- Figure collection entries
((

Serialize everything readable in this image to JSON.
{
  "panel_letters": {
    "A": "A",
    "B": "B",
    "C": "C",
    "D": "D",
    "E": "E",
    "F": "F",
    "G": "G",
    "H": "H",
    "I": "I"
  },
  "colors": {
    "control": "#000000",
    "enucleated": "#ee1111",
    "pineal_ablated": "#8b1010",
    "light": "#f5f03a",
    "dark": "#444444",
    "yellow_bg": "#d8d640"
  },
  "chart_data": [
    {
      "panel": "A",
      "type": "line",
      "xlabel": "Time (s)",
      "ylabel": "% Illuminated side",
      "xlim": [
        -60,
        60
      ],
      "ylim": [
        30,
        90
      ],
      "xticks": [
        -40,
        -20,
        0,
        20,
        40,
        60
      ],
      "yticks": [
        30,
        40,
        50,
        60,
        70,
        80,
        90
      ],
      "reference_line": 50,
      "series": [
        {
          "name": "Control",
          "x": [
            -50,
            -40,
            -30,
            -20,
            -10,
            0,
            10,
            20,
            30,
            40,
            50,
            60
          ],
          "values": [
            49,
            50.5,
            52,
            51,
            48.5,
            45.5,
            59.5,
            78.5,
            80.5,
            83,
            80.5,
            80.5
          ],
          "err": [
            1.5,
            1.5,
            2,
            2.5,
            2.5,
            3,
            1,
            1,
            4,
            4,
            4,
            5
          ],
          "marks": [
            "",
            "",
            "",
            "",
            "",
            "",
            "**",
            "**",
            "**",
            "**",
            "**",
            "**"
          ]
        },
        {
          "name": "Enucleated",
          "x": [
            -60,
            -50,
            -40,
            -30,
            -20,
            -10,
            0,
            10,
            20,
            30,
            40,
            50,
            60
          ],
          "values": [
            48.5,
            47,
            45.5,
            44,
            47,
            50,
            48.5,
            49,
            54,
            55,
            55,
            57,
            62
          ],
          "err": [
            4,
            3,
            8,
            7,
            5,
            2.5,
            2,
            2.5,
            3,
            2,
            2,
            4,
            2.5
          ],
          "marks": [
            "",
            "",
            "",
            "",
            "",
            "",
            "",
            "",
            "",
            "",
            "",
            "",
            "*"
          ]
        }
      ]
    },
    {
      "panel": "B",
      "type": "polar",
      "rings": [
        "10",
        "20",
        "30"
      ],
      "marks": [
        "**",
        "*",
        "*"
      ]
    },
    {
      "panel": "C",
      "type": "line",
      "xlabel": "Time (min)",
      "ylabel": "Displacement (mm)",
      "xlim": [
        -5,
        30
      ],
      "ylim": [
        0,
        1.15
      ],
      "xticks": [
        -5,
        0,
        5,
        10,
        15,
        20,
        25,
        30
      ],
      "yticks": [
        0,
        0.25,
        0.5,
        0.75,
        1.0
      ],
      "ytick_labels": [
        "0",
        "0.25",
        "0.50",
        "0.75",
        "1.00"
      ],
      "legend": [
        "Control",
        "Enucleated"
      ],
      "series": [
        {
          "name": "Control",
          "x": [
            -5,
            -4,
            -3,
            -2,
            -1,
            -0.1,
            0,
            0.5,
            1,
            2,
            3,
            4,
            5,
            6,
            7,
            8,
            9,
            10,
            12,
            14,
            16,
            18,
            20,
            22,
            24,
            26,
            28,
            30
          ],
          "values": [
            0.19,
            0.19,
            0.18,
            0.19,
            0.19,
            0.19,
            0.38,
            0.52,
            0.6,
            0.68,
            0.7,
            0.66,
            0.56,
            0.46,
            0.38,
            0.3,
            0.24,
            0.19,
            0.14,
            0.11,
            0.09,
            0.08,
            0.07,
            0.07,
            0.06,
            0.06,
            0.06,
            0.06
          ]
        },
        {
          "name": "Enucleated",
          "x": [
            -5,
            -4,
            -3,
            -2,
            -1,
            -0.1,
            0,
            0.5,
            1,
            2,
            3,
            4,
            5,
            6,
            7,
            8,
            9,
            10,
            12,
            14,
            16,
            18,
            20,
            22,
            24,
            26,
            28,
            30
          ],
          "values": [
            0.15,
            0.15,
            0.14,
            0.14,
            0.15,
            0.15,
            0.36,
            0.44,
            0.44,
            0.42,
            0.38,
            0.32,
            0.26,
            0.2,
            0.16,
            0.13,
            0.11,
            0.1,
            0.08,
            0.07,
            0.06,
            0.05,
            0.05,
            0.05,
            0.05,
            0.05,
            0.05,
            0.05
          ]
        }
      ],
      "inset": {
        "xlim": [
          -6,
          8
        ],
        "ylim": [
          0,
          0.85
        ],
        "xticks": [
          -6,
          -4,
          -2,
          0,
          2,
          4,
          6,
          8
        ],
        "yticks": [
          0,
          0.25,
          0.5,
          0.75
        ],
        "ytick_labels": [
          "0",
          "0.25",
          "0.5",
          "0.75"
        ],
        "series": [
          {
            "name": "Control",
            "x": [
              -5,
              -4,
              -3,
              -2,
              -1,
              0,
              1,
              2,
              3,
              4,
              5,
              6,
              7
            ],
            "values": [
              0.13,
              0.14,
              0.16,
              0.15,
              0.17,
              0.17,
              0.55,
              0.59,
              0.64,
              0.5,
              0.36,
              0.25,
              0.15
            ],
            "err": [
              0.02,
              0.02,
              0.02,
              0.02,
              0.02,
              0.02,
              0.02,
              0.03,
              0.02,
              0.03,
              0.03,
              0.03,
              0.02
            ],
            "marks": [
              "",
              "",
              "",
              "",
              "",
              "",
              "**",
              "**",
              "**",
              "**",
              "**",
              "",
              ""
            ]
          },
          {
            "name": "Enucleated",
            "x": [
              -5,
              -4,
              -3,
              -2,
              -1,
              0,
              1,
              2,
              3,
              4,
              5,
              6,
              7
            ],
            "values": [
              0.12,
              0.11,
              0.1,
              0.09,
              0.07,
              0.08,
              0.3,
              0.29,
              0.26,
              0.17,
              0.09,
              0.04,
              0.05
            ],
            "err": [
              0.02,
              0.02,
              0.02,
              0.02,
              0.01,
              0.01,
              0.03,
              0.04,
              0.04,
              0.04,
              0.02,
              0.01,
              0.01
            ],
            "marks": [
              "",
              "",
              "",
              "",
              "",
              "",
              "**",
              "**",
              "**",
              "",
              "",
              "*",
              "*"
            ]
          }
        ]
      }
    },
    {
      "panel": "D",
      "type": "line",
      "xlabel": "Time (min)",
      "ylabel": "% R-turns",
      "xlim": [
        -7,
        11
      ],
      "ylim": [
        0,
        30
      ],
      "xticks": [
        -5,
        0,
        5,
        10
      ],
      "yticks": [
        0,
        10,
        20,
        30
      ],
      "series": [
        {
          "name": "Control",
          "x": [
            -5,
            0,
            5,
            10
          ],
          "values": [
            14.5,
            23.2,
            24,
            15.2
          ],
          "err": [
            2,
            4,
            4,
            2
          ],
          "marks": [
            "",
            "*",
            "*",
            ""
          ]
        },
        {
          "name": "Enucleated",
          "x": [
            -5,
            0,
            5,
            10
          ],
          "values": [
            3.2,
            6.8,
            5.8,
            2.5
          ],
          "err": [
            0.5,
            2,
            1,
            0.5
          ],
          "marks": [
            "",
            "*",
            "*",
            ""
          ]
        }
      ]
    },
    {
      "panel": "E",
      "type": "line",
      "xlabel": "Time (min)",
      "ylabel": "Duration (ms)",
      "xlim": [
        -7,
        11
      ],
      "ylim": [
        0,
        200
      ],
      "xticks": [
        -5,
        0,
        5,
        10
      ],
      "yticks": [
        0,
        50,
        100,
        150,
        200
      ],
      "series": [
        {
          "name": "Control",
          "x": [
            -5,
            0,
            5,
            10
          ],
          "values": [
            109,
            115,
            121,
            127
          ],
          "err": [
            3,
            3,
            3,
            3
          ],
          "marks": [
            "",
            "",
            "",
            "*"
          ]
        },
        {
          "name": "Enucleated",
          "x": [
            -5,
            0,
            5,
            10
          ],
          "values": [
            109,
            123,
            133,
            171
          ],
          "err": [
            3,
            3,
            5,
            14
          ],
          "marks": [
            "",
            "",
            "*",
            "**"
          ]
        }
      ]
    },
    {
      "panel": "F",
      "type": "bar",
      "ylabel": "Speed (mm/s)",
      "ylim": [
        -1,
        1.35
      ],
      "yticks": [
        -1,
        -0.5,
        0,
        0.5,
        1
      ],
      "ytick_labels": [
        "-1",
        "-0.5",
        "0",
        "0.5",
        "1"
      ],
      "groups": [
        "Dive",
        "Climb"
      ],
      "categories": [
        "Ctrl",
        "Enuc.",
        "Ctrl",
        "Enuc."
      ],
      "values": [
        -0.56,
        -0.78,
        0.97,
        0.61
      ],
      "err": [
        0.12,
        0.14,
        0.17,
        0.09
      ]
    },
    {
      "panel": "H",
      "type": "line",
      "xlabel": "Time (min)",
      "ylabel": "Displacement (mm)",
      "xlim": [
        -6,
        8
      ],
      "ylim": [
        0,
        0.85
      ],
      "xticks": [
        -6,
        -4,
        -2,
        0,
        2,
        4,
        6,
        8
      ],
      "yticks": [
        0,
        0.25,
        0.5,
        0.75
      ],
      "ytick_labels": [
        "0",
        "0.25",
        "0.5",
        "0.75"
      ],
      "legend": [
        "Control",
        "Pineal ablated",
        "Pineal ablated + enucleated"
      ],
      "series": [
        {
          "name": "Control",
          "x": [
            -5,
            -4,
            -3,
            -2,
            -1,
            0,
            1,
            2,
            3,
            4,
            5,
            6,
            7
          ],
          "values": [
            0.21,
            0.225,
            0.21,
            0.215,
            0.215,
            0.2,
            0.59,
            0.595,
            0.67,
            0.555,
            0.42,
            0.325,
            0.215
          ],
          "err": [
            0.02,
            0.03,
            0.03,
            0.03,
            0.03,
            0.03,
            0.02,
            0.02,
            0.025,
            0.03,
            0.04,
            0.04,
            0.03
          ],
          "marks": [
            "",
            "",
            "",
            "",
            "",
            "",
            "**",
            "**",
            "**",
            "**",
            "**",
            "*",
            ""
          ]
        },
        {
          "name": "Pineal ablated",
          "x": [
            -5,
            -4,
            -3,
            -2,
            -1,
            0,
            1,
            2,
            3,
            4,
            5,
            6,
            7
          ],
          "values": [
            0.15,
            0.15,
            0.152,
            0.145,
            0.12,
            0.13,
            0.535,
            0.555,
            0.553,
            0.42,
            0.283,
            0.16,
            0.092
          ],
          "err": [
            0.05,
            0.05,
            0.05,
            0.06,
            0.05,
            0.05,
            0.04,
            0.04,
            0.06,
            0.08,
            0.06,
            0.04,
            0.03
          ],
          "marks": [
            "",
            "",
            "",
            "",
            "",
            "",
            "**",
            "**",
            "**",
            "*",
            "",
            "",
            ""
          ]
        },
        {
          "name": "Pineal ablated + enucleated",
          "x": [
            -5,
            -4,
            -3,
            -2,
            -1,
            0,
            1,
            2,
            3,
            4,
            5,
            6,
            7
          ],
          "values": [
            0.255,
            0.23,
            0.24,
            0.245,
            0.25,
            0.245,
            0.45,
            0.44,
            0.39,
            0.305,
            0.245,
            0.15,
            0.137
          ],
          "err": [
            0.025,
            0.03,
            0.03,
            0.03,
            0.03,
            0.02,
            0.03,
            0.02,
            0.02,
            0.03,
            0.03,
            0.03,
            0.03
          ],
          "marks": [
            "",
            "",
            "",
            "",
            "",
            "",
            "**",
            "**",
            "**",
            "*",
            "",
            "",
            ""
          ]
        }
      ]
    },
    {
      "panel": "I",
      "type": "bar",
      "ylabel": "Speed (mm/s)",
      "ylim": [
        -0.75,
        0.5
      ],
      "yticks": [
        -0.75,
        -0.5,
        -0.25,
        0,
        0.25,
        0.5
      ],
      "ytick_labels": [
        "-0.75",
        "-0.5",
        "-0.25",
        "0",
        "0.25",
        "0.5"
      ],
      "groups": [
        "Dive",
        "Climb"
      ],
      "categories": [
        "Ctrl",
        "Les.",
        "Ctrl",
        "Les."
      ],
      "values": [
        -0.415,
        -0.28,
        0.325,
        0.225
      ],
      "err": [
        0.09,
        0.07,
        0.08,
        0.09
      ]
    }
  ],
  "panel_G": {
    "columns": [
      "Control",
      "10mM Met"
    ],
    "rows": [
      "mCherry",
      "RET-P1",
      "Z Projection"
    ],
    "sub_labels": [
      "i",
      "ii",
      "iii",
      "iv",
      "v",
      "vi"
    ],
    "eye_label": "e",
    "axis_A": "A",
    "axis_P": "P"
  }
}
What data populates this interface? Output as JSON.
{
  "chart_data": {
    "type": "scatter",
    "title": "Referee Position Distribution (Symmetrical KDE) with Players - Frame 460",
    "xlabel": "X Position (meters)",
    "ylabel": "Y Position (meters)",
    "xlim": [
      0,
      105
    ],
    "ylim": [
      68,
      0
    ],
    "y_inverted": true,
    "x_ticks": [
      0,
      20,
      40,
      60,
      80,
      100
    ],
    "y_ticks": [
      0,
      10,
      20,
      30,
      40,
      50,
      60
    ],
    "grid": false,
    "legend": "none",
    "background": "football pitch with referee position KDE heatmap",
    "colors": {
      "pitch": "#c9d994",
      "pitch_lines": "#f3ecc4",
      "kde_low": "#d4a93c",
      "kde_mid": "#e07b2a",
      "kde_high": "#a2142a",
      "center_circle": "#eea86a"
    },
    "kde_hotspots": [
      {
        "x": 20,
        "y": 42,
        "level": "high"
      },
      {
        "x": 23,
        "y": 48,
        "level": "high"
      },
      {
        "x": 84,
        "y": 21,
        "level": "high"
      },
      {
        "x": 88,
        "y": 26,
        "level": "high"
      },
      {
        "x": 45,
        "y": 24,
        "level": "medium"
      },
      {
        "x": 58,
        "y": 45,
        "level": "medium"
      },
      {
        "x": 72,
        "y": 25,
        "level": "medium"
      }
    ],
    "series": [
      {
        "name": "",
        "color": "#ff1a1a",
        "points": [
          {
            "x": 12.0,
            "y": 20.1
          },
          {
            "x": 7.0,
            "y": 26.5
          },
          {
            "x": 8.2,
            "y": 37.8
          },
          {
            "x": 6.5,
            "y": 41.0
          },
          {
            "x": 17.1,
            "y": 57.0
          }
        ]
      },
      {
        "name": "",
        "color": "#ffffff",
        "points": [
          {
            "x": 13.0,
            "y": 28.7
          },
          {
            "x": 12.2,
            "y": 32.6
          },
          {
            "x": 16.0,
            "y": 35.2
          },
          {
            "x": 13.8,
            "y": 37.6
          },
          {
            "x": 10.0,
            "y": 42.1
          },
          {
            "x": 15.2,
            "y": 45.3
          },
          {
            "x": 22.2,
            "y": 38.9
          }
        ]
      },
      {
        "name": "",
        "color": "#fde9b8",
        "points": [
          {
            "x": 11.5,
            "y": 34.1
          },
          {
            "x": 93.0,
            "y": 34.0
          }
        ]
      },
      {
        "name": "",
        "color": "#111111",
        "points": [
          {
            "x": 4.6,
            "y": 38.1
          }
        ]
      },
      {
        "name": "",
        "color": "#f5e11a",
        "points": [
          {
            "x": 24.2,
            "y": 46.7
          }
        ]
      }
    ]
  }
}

))

- To do
Copy every line in the entries above that has the string "JSON" in it.

- Full output
Serialize everything readable in this image to JSON.
What data populates this interface? Output as JSON.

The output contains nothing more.